■ Information given:
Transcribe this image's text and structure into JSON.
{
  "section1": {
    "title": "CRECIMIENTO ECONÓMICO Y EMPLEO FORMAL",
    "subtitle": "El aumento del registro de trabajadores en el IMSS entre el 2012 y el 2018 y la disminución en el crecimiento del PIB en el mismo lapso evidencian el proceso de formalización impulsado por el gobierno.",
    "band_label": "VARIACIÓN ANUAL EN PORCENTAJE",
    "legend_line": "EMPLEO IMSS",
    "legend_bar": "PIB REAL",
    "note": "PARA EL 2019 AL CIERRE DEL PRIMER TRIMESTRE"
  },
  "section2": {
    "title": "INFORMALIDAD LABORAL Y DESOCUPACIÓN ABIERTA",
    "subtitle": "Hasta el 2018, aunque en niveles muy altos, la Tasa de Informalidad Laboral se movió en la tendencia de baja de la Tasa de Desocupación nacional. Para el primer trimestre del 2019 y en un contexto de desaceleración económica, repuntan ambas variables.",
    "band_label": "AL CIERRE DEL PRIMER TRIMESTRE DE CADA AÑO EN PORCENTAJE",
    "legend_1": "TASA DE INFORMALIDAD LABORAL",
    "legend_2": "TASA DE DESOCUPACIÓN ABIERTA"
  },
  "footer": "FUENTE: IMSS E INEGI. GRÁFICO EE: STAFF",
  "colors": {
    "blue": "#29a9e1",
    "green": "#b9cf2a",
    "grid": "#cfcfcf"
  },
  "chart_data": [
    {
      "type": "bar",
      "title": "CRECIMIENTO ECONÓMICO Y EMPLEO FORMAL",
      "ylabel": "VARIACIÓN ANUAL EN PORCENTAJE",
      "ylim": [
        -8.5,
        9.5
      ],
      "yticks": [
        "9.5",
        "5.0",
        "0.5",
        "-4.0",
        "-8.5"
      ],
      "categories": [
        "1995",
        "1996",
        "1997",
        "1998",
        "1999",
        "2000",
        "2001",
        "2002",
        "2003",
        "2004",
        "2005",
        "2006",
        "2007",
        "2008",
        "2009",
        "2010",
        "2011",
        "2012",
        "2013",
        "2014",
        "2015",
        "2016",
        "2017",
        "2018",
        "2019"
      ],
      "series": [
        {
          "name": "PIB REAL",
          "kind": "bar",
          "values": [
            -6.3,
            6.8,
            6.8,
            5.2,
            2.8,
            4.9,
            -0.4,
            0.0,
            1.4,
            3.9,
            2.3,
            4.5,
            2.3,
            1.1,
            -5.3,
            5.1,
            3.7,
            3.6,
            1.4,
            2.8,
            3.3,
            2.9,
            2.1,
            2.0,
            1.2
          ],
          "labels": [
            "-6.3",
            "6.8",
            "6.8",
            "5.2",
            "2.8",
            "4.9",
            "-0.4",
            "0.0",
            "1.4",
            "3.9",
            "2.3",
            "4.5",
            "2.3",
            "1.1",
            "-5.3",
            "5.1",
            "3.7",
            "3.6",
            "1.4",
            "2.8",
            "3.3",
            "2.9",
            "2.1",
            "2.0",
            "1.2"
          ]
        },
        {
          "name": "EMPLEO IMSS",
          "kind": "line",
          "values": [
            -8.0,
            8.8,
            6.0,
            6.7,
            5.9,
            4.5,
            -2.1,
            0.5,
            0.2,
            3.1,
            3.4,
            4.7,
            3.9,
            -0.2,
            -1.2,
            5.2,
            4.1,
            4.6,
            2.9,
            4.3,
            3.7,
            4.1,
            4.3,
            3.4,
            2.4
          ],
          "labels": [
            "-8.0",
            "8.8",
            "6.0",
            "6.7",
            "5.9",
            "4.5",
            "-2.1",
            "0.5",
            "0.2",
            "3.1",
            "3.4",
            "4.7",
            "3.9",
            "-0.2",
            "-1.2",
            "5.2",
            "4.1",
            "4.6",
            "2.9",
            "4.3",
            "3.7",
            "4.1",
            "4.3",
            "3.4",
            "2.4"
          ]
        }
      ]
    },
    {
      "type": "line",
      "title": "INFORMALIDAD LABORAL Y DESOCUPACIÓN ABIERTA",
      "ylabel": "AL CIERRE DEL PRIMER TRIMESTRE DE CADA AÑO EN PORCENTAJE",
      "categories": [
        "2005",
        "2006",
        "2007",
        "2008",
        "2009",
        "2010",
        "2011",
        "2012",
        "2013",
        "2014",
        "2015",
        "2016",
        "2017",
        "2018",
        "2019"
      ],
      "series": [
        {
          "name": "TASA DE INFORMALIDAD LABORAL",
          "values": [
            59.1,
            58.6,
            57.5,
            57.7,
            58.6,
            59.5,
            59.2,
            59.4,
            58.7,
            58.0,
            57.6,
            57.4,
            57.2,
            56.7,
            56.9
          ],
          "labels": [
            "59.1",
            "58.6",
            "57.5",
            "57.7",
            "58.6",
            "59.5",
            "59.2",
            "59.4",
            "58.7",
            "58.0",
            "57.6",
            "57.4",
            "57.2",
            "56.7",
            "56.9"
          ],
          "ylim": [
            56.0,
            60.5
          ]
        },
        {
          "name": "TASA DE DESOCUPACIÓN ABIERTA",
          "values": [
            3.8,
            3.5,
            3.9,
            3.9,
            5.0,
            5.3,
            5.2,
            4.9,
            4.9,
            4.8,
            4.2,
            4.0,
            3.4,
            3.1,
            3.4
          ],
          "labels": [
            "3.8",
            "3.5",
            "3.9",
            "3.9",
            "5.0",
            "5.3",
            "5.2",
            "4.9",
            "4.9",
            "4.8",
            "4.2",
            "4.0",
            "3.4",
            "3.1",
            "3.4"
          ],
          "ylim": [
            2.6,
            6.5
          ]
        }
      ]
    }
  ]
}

■ Directions for this task: From the listing above, reproduce all the lines exactly.

■ Solution for this task:
Transcribe this image's text and structure into JSON.
{
  "section1": {
    "title": "CRECIMIENTO ECONÓMICO Y EMPLEO FORMAL",
    "subtitle": "El aumento del registro de trabajadores en el IMSS entre el 2012 y el 2018 y la disminución en el crecimiento del PIB en el mismo lapso evidencian el proceso de formalización impulsado por el gobierno.",
    "band_label": "VARIACIÓN ANUAL EN PORCENTAJE",
    "legend_line": "EMPLEO IMSS",
    "legend_bar": "PIB REAL",
    "note": "PARA EL 2019 AL CIERRE DEL PRIMER TRIMESTRE"
  },
  "section2": {
    "title": "INFORMALIDAD LABORAL Y DESOCUPACIÓN ABIERTA",
    "subtitle": "Hasta el 2018, aunque en niveles muy altos, la Tasa de Informalidad Laboral se movió en la tendencia de baja de la Tasa de Desocupación nacional. Para el primer trimestre del 2019 y en un contexto de desaceleración económica, repuntan ambas variables.",
    "band_label": "AL CIERRE DEL PRIMER TRIMESTRE DE CADA AÑO EN PORCENTAJE",
    "legend_1": "TASA DE INFORMALIDAD LABORAL",
    "legend_2": "TASA DE DESOCUPACIÓN ABIERTA"
  },
  "footer": "FUENTE: IMSS E INEGI. GRÁFICO EE: STAFF",
  "colors": {
    "blue": "#29a9e1",
    "green": "#b9cf2a",
    "grid": "#cfcfcf"
  },
  "chart_data": [
    {
      "type": "bar",
      "title": "CRECIMIENTO ECONÓMICO Y EMPLEO FORMAL",
      "ylabel": "VARIACIÓN ANUAL EN PORCENTAJE",
      "ylim": [
        -8.5,
        9.5
      ],
      "yticks": [
        "9.5",
        "5.0",
        "0.5",
        "-4.0",
        "-8.5"
      ],
      "categories": [
        "1995",
        "1996",
        "1997",
        "1998",
        "1999",
        "2000",
        "2001",
        "2002",
        "2003",
        "2004",
        "2005",
        "2006",
        "2007",
        "2008",
        "2009",
        "2010",
        "2011",
        "2012",
        "2013",
        "2014",
        "2015",
        "2016",
        "2017",
        "2018",
        "2019"
      ],
      "series": [
        {
          "name": "PIB REAL",
          "kind": "bar",
          "values": [
            -6.3,
            6.8,
            6.8,
            5.2,
            2.8,
            4.9,
            -0.4,
            0.0,
            1.4,
            3.9,
            2.3,
            4.5,
            2.3,
            1.1,
            -5.3,
            5.1,
            3.7,
            3.6,
            1.4,
            2.8,
            3.3,
            2.9,
            2.1,
            2.0,
            1.2
          ],
          "labels": [
            "-6.3",
            "6.8",
            "6.8",
            "5.2",
            "2.8",
            "4.9",
            "-0.4",
            "0.0",
            "1.4",
            "3.9",
            "2.3",
            "4.5",
            "2.3",
            "1.1",
            "-5.3",
            "5.1",
            "3.7",
            "3.6",
            "1.4",
            "2.8",
            "3.3",
            "2.9",
            "2.1",
            "2.0",
            "1.2"
          ]
        },
        {
          "name": "EMPLEO IMSS",
          "kind": "line",
          "values": [
            -8.0,
            8.8,
            6.0,
            6.7,
            5.9,
            4.5,
            -2.1,
            0.5,
            0.2,
            3.1,
            3.4,
            4.7,
            3.9,
            -0.2,
            -1.2,
            5.2,
            4.1,
            4.6,
            2.9,
            4.3,
            3.7,
            4.1,
            4.3,
            3.4,
            2.4
          ],
          "labels": [
            "-8.0",
            "8.8",
            "6.0",
            "6.7",
            "5.9",
            "4.5",
            "-2.1",
            "0.5",
            "0.2",
            "3.1",
            "3.4",
            "4.7",
            "3.9",
            "-0.2",
            "-1.2",
            "5.2",
            "4.1",
            "4.6",
            "2.9",
            "4.3",
            "3.7",
            "4.1",
            "4.3",
            "3.4",
            "2.4"
          ]
        }
      ]
    },
    {
      "type": "line",
      "title": "INFORMALIDAD LABORAL Y DESOCUPACIÓN ABIERTA",
      "ylabel": "AL CIERRE DEL PRIMER TRIMESTRE DE CADA AÑO EN PORCENTAJE",
      "categories": [
        "2005",
        "2006",
        "2007",
        "2008",
        "2009",
        "2010",
        "2011",
        "2012",
        "2013",
        "2014",
        "2015",
        "2016",
        "2017",
        "2018",
        "2019"
      ],
      "series": [
        {
          "name": "TASA DE INFORMALIDAD LABORAL",
          "values": [
            59.1,
            58.6,
            57.5,
            57.7,
            58.6,
            59.5,
            59.2,
            59.4,
            58.7,
            58.0,
            57.6,
            57.4,
            57.2,
            56.7,
            56.9
          ],
          "labels": [
            "59.1",
            "58.6",
            "57.5",
            "57.7",
            "58.6",
            "59.5",
            "59.2",
            "59.4",
            "58.7",
            "58.0",
            "57.6",
            "57.4",
            "57.2",
            "56.7",
            "56.9"
          ],
          "ylim": [
            56.0,
            60.5
          ]
        },
        {
          "name": "TASA DE DESOCUPACIÓN ABIERTA",
          "values": [
            3.8,
            3.5,
            3.9,
            3.9,
            5.0,
            5.3,
            5.2,
            4.9,
            4.9,
            4.8,
            4.2,
            4.0,
            3.4,
            3.1,
            3.4
          ],
          "labels": [
            "3.8",
            "3.5",
            "3.9",
            "3.9",
            "5.0",
            "5.3",
            "5.2",
            "4.9",
            "4.9",
            "4.8",
            "4.2",
            "4.0",
            "3.4",
            "3.1",
            "3.4"
          ],
          "ylim": [
            2.6,
            6.5
          ]
        }
      ]
    }
  ]
}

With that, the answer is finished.